-- Begin --
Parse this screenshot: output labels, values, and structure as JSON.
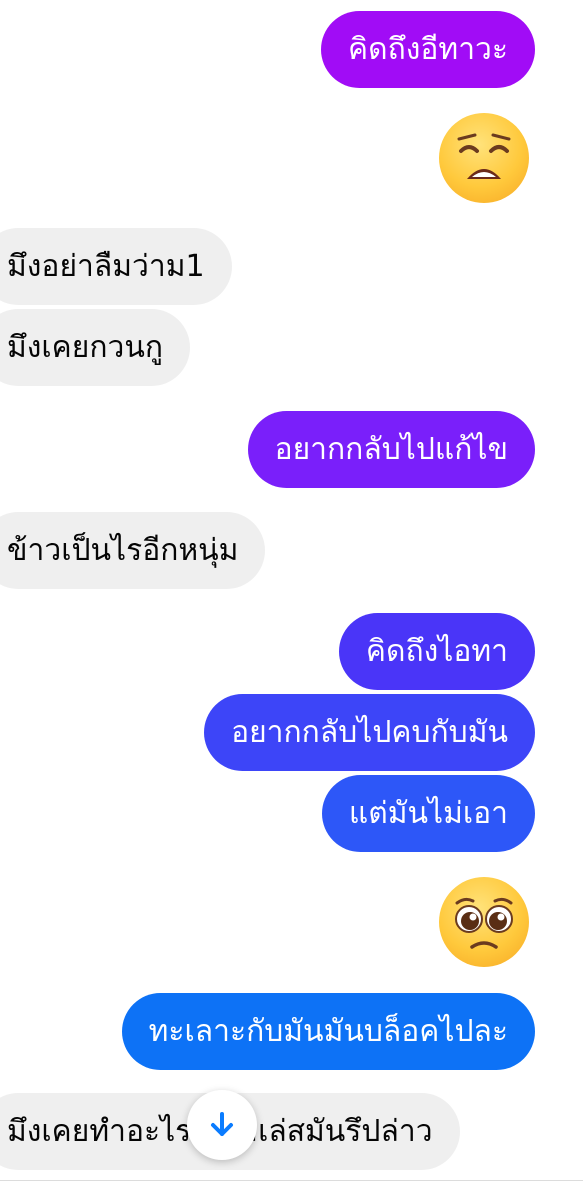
{
  "messages": [
    {
      "id": 1,
      "direction": "outgoing",
      "type": "text",
      "text": "คิดถึงอีทาวะ",
      "color": "#a10cf6"
    },
    {
      "id": 2,
      "direction": "outgoing",
      "type": "emoji",
      "emoji": "weary-face-emoji"
    },
    {
      "id": 3,
      "direction": "incoming",
      "type": "text",
      "text": "มึงอย่าลืมว่าม1"
    },
    {
      "id": 4,
      "direction": "incoming",
      "type": "text",
      "text": "มึงเคยกวนกู"
    },
    {
      "id": 5,
      "direction": "outgoing",
      "type": "text",
      "text": "อยากกลับไปแก้ไข",
      "color": "#7a1ffa"
    },
    {
      "id": 6,
      "direction": "incoming",
      "type": "text",
      "text": "ข้าวเป็นไรอีกหนุ่ม"
    },
    {
      "id": 7,
      "direction": "outgoing",
      "type": "text",
      "text": "คิดถึงไอทา",
      "color": "#4a35f8"
    },
    {
      "id": 8,
      "direction": "outgoing",
      "type": "text",
      "text": "อยากกลับไปคบกับมัน",
      "color": "#3d45f8"
    },
    {
      "id": 9,
      "direction": "outgoing",
      "type": "text",
      "text": "แต่มันไม่เอา",
      "color": "#2d57f8"
    },
    {
      "id": 10,
      "direction": "outgoing",
      "type": "emoji",
      "emoji": "pleading-face-emoji"
    },
    {
      "id": 11,
      "direction": "outgoing",
      "type": "text",
      "text": "ทะเลาะกับมันมันบล็อคไปละ",
      "color": "#0d72f6"
    },
    {
      "id": 12,
      "direction": "incoming",
      "type": "text",
      "text": "มึงเคยทำอะไรไว้ไม่เล่สมันรึปล่าว"
    }
  ],
  "scroll_to_bottom": {
    "icon": "arrow-down-icon",
    "color": "#0a7cff"
  }
}
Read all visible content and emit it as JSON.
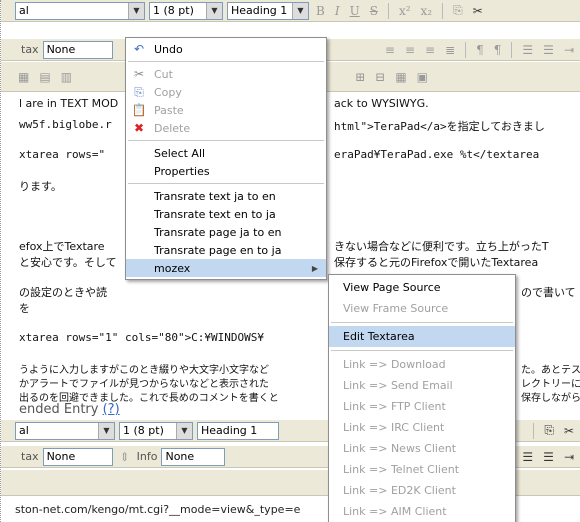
{
  "toolbar1": {
    "font_value": "al",
    "size_value": "1 (8 pt)",
    "format_value": "Heading 1",
    "glyphs": [
      "B",
      "I",
      "U",
      "S",
      "x²",
      "x₂",
      "⎘",
      "✂"
    ]
  },
  "toolbar2": {
    "syntax_label": "tax",
    "syntax_value": "None"
  },
  "editor_lines": [
    "l are in TEXT MOD",
    "ww5f.biglobe.r",
    "xtarea rows=\"",
    "ります。",
    "efox上でTextare",
    "と安心です。そして",
    "の設定のときや読",
    "を",
    "xtarea rows=\"1\" cols=\"80\">C:¥WINDOWS¥",
    "うように入力しますがこのとき綴りや大文字小文字など",
    "かアラートでファイルが見つからないなどと表示された",
    "出るのを回避できました。これで長めのコメントを書くと"
  ],
  "editor_right_fragments": [
    "ack to WYSIWYG.",
    "html\">TeraPad</a>を指定しておきまし",
    "eraPad¥TeraPad.exe %t</textarea",
    "きない場合などに便利です。立ち上がったT",
    "保存すると元のFirefoxで開いたTextarea",
    "ので書いて",
    "た。あとテス",
    "レクトリーに",
    "保存しながら"
  ],
  "extended_entry": {
    "label": "ended Entry",
    "help": "(?)"
  },
  "toolbar3": {
    "font_value": "al",
    "size_value": "1 (8 pt)",
    "format_value": "Heading 1"
  },
  "toolbar4": {
    "syntax_label": "tax",
    "syntax_value": "None",
    "info_label": "Info",
    "info_value": "None"
  },
  "status_url": "ston-net.com/kengo/mt.cgi?__mode=view&_type=e",
  "context_menu": {
    "items": [
      {
        "label": "Undo",
        "icon": "undo-icon",
        "disabled": false
      },
      {
        "label": "Cut",
        "icon": "scissors-icon",
        "disabled": true
      },
      {
        "label": "Copy",
        "icon": "copy-icon",
        "disabled": true
      },
      {
        "label": "Paste",
        "icon": "paste-icon",
        "disabled": true
      },
      {
        "label": "Delete",
        "icon": "delete-icon",
        "disabled": true
      },
      {
        "label": "Select All",
        "disabled": false
      },
      {
        "label": "Properties",
        "disabled": false
      },
      {
        "label": "Transrate text ja to en",
        "disabled": false
      },
      {
        "label": "Transrate text en to ja",
        "disabled": false
      },
      {
        "label": "Transrate page ja to en",
        "disabled": false
      },
      {
        "label": "Transrate page en to ja",
        "disabled": false
      },
      {
        "label": "mozex",
        "disabled": false
      }
    ]
  },
  "mozex_submenu": {
    "items": [
      {
        "label": "View Page Source",
        "disabled": false
      },
      {
        "label": "View Frame Source",
        "disabled": true
      },
      {
        "label": "Edit Textarea",
        "disabled": false
      },
      {
        "label": "Link => Download",
        "disabled": true
      },
      {
        "label": "Link => Send Email",
        "disabled": true
      },
      {
        "label": "Link => FTP Client",
        "disabled": true
      },
      {
        "label": "Link => IRC Client",
        "disabled": true
      },
      {
        "label": "Link => News Client",
        "disabled": true
      },
      {
        "label": "Link => Telnet Client",
        "disabled": true
      },
      {
        "label": "Link => ED2K Client",
        "disabled": true
      },
      {
        "label": "Link => AIM Client",
        "disabled": true
      }
    ]
  },
  "colors": {
    "menu_highlight": "#c2d8f0",
    "toolbar_bg": "#ece9d8",
    "link": "#3366cc"
  }
}
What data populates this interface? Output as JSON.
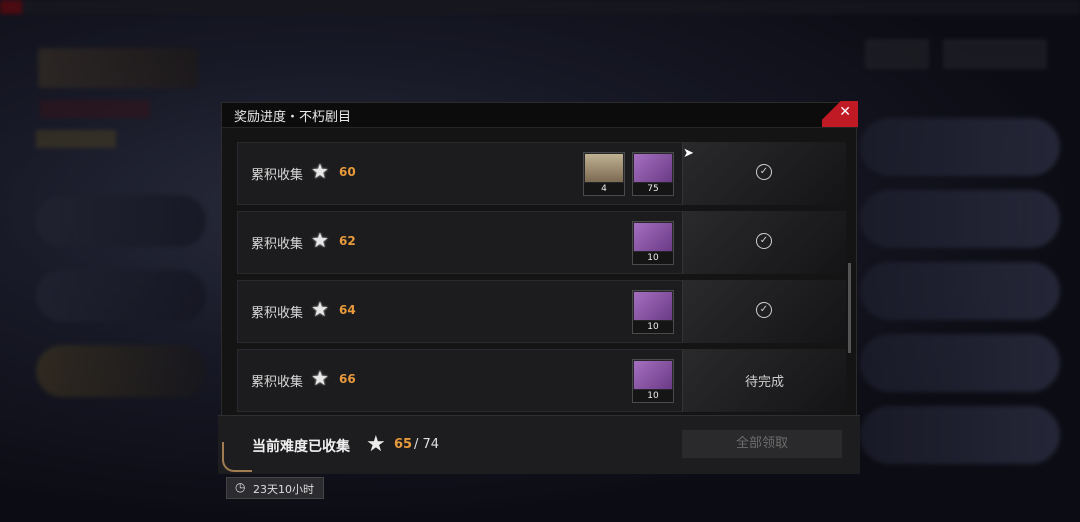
{
  "dialog": {
    "title": "奖励进度・不朽剧目",
    "close": "✕"
  },
  "rows": [
    {
      "label": "累积收集",
      "stars": "60",
      "items": [
        {
          "icon": "character-portrait",
          "qty": "4"
        },
        {
          "icon": "supply-box",
          "qty": "75"
        }
      ],
      "status": "claimed"
    },
    {
      "label": "累积收集",
      "stars": "62",
      "items": [
        {
          "icon": "supply-box",
          "qty": "10"
        }
      ],
      "status": "claimed"
    },
    {
      "label": "累积收集",
      "stars": "64",
      "items": [
        {
          "icon": "supply-box",
          "qty": "10"
        }
      ],
      "status": "claimed"
    },
    {
      "label": "累积收集",
      "stars": "66",
      "items": [
        {
          "icon": "supply-box",
          "qty": "10"
        }
      ],
      "status": "待完成"
    }
  ],
  "footer": {
    "label": "当前难度已收集",
    "collected": "65",
    "total": "/ 74",
    "claim_all": "全部领取"
  },
  "timer": {
    "text": "23天10小时"
  },
  "colors": {
    "accent_orange": "#e89a3c",
    "close_red": "#c01a24"
  }
}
-- End --
§ Task brief: Every record must be copied exactly, with the pictures left out.

§ Answer for this exercise:
Parse this screenshot: output labels, values, and structure as JSON.
{
  "messages": [
    {
      "id": 1,
      "direction": "outgoing",
      "type": "text",
      "text": "คิดถึงอีทาวะ",
      "color": "#a10cf6"
    },
    {
      "id": 2,
      "direction": "outgoing",
      "type": "emoji",
      "emoji": "weary-face-emoji"
    },
    {
      "id": 3,
      "direction": "incoming",
      "type": "text",
      "text": "มึงอย่าลืมว่าม1"
    },
    {
      "id": 4,
      "direction": "incoming",
      "type": "text",
      "text": "มึงเคยกวนกู"
    },
    {
      "id": 5,
      "direction": "outgoing",
      "type": "text",
      "text": "อยากกลับไปแก้ไข",
      "color": "#7a1ffa"
    },
    {
      "id": 6,
      "direction": "incoming",
      "type": "text",
      "text": "ข้าวเป็นไรอีกหนุ่ม"
    },
    {
      "id": 7,
      "direction": "outgoing",
      "type": "text",
      "text": "คิดถึงไอทา",
      "color": "#4a35f8"
    },
    {
      "id": 8,
      "direction": "outgoing",
      "type": "text",
      "text": "อยากกลับไปคบกับมัน",
      "color": "#3d45f8"
    },
    {
      "id": 9,
      "direction": "outgoing",
      "type": "text",
      "text": "แต่มันไม่เอา",
      "color": "#2d57f8"
    },
    {
      "id": 10,
      "direction": "outgoing",
      "type": "emoji",
      "emoji": "pleading-face-emoji"
    },
    {
      "id": 11,
      "direction": "outgoing",
      "type": "text",
      "text": "ทะเลาะกับมันมันบล็อคไปละ",
      "color": "#0d72f6"
    },
    {
      "id": 12,
      "direction": "incoming",
      "type": "text",
      "text": "มึงเคยทำอะไรไว้ไม่เล่สมันรึปล่าว"
    }
  ],
  "scroll_to_bottom": {
    "icon": "arrow-down-icon",
    "color": "#0a7cff"
  }
}
Read all visible content and emit it as JSON.
{
  "toolbar1": {
    "font_value": "al",
    "size_value": "1 (8 pt)",
    "format_value": "Heading 1",
    "glyphs": [
      "B",
      "I",
      "U",
      "S",
      "x²",
      "x₂",
      "⎘",
      "✂"
    ]
  },
  "toolbar2": {
    "syntax_label": "tax",
    "syntax_value": "None"
  },
  "editor_lines": [
    "l are in TEXT MOD",
    "ww5f.biglobe.r",
    "xtarea rows=\"",
    "ります。",
    "efox上でTextare",
    "と安心です。そして",
    "の設定のときや読",
    "を",
    "xtarea rows=\"1\" cols=\"80\">C:¥WINDOWS¥",
    "うように入力しますがこのとき綴りや大文字小文字など",
    "かアラートでファイルが見つからないなどと表示された",
    "出るのを回避できました。これで長めのコメントを書くと"
  ],
  "editor_right_fragments": [
    "ack to WYSIWYG.",
    "html\">TeraPad</a>を指定しておきまし",
    "eraPad¥TeraPad.exe %t</textarea",
    "きない場合などに便利です。立ち上がったT",
    "保存すると元のFirefoxで開いたTextarea",
    "ので書いて",
    "た。あとテス",
    "レクトリーに",
    "保存しながら"
  ],
  "extended_entry": {
    "label": "ended Entry",
    "help": "(?)"
  },
  "toolbar3": {
    "font_value": "al",
    "size_value": "1 (8 pt)",
    "format_value": "Heading 1"
  },
  "toolbar4": {
    "syntax_label": "tax",
    "syntax_value": "None",
    "info_label": "Info",
    "info_value": "None"
  },
  "status_url": "ston-net.com/kengo/mt.cgi?__mode=view&_type=e",
  "context_menu": {
    "items": [
      {
        "label": "Undo",
        "icon": "undo-icon",
        "disabled": false
      },
      {
        "label": "Cut",
        "icon": "scissors-icon",
        "disabled": true
      },
      {
        "label": "Copy",
        "icon": "copy-icon",
        "disabled": true
      },
      {
        "label": "Paste",
        "icon": "paste-icon",
        "disabled": true
      },
      {
        "label": "Delete",
        "icon": "delete-icon",
        "disabled": true
      },
      {
        "label": "Select All",
        "disabled": false
      },
      {
        "label": "Properties",
        "disabled": false
      },
      {
        "label": "Transrate text ja to en",
        "disabled": false
      },
      {
        "label": "Transrate text en to ja",
        "disabled": false
      },
      {
        "label": "Transrate page ja to en",
        "disabled": false
      },
      {
        "label": "Transrate page en to ja",
        "disabled": false
      },
      {
        "label": "mozex",
        "disabled": false
      }
    ]
  },
  "mozex_submenu": {
    "items": [
      {
        "label": "View Page Source",
        "disabled": false
      },
      {
        "label": "View Frame Source",
        "disabled": true
      },
      {
        "label": "Edit Textarea",
        "disabled": false
      },
      {
        "label": "Link => Download",
        "disabled": true
      },
      {
        "label": "Link => Send Email",
        "disabled": true
      },
      {
        "label": "Link => FTP Client",
        "disabled": true
      },
      {
        "label": "Link => IRC Client",
        "disabled": true
      },
      {
        "label": "Link => News Client",
        "disabled": true
      },
      {
        "label": "Link => Telnet Client",
        "disabled": true
      },
      {
        "label": "Link => ED2K Client",
        "disabled": true
      },
      {
        "label": "Link => AIM Client",
        "disabled": true
      }
    ]
  },
  "colors": {
    "menu_highlight": "#c2d8f0",
    "toolbar_bg": "#ece9d8",
    "link": "#3366cc"
  }
}
What data populates this interface? Output as JSON.
{
  "dialog": {
    "title": "奖励进度・不朽剧目",
    "close": "✕"
  },
  "rows": [
    {
      "label": "累积收集",
      "stars": "60",
      "items": [
        {
          "icon": "character-portrait",
          "qty": "4"
        },
        {
          "icon": "supply-box",
          "qty": "75"
        }
      ],
      "status": "claimed"
    },
    {
      "label": "累积收集",
      "stars": "62",
      "items": [
        {
          "icon": "supply-box",
          "qty": "10"
        }
      ],
      "status": "claimed"
    },
    {
      "label": "累积收集",
      "stars": "64",
      "items": [
        {
          "icon": "supply-box",
          "qty": "10"
        }
      ],
      "status": "claimed"
    },
    {
      "label": "累积收集",
      "stars": "66",
      "items": [
        {
          "icon": "supply-box",
          "qty": "10"
        }
      ],
      "status": "待完成"
    }
  ],
  "footer": {
    "label": "当前难度已收集",
    "collected": "65",
    "total": "/ 74",
    "claim_all": "全部领取"
  },
  "timer": {
    "text": "23天10小时"
  },
  "colors": {
    "accent_orange": "#e89a3c",
    "close_red": "#c01a24"
  }
}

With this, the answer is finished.